(What is expected)
All of the lines below are to be transcribed faithfully, with pictures excluded from the copy.

(Data provided)
----
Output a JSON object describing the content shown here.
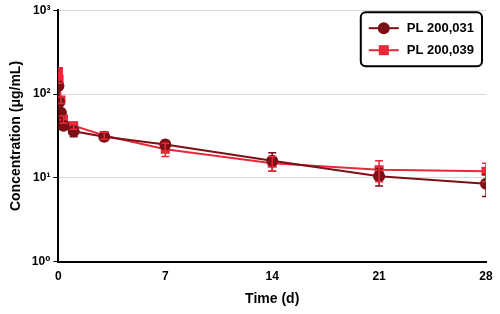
{
  "chart_data": {
    "type": "line",
    "x_label": "Time (d)",
    "y_label": "Concentration (μg/mL)",
    "x": [
      0.003,
      0.042,
      0.167,
      0.333,
      1,
      3,
      7,
      14,
      21,
      28
    ],
    "series": [
      {
        "name": "PL 200,031",
        "color": "#7b1016",
        "marker": "circle",
        "values": [
          125,
          80,
          60,
          42,
          36,
          31,
          25,
          16,
          10.5,
          8.5
        ],
        "errors": [
          10,
          8,
          6,
          4,
          5,
          3,
          3,
          4,
          2.5,
          2.5
        ]
      },
      {
        "name": "PL 200,039",
        "color": "#e8293a",
        "marker": "square",
        "values": [
          185,
          150,
          85,
          50,
          42,
          32,
          22,
          15,
          12.5,
          12
        ],
        "errors": [
          20,
          15,
          8,
          5,
          4,
          3,
          4,
          3,
          3.5,
          3
        ]
      }
    ],
    "xlim": [
      0,
      28
    ],
    "xticks": [
      0,
      7,
      14,
      21,
      28
    ],
    "ylim": [
      1,
      1000
    ],
    "yticks": [
      {
        "value": 1,
        "label": "10⁰"
      },
      {
        "value": 10,
        "label": "10¹"
      },
      {
        "value": 100,
        "label": "10²"
      },
      {
        "value": 1000,
        "label": "10³"
      }
    ],
    "log": "y",
    "grid": "y",
    "legend": "top right"
  }
}
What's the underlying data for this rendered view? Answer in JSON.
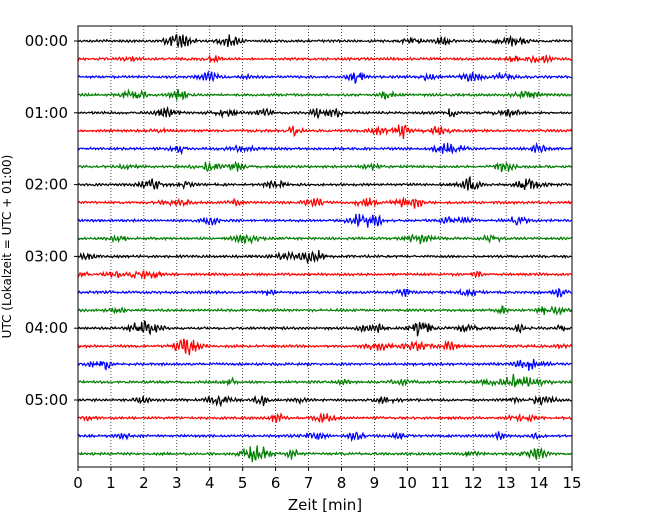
----
(Output for this exercise)
Output a JSON object describing the content shown here.
{
  "chart_data": {
    "type": "line",
    "x_label": "Time (d)",
    "y_label": "Concentration (μg/mL)",
    "x": [
      0.003,
      0.042,
      0.167,
      0.333,
      1,
      3,
      7,
      14,
      21,
      28
    ],
    "series": [
      {
        "name": "PL 200,031",
        "color": "#7b1016",
        "marker": "circle",
        "values": [
          125,
          80,
          60,
          42,
          36,
          31,
          25,
          16,
          10.5,
          8.5
        ],
        "errors": [
          10,
          8,
          6,
          4,
          5,
          3,
          3,
          4,
          2.5,
          2.5
        ]
      },
      {
        "name": "PL 200,039",
        "color": "#e8293a",
        "marker": "square",
        "values": [
          185,
          150,
          85,
          50,
          42,
          32,
          22,
          15,
          12.5,
          12
        ],
        "errors": [
          20,
          15,
          8,
          5,
          4,
          3,
          4,
          3,
          3.5,
          3
        ]
      }
    ],
    "xlim": [
      0,
      28
    ],
    "xticks": [
      0,
      7,
      14,
      21,
      28
    ],
    "ylim": [
      1,
      1000
    ],
    "yticks": [
      {
        "value": 1,
        "label": "10⁰"
      },
      {
        "value": 10,
        "label": "10¹"
      },
      {
        "value": 100,
        "label": "10²"
      },
      {
        "value": 1000,
        "label": "10³"
      }
    ],
    "log": "y",
    "grid": "y",
    "legend": "top right"
  }
}
What's the underlying data for this rendered view? Answer in JSON.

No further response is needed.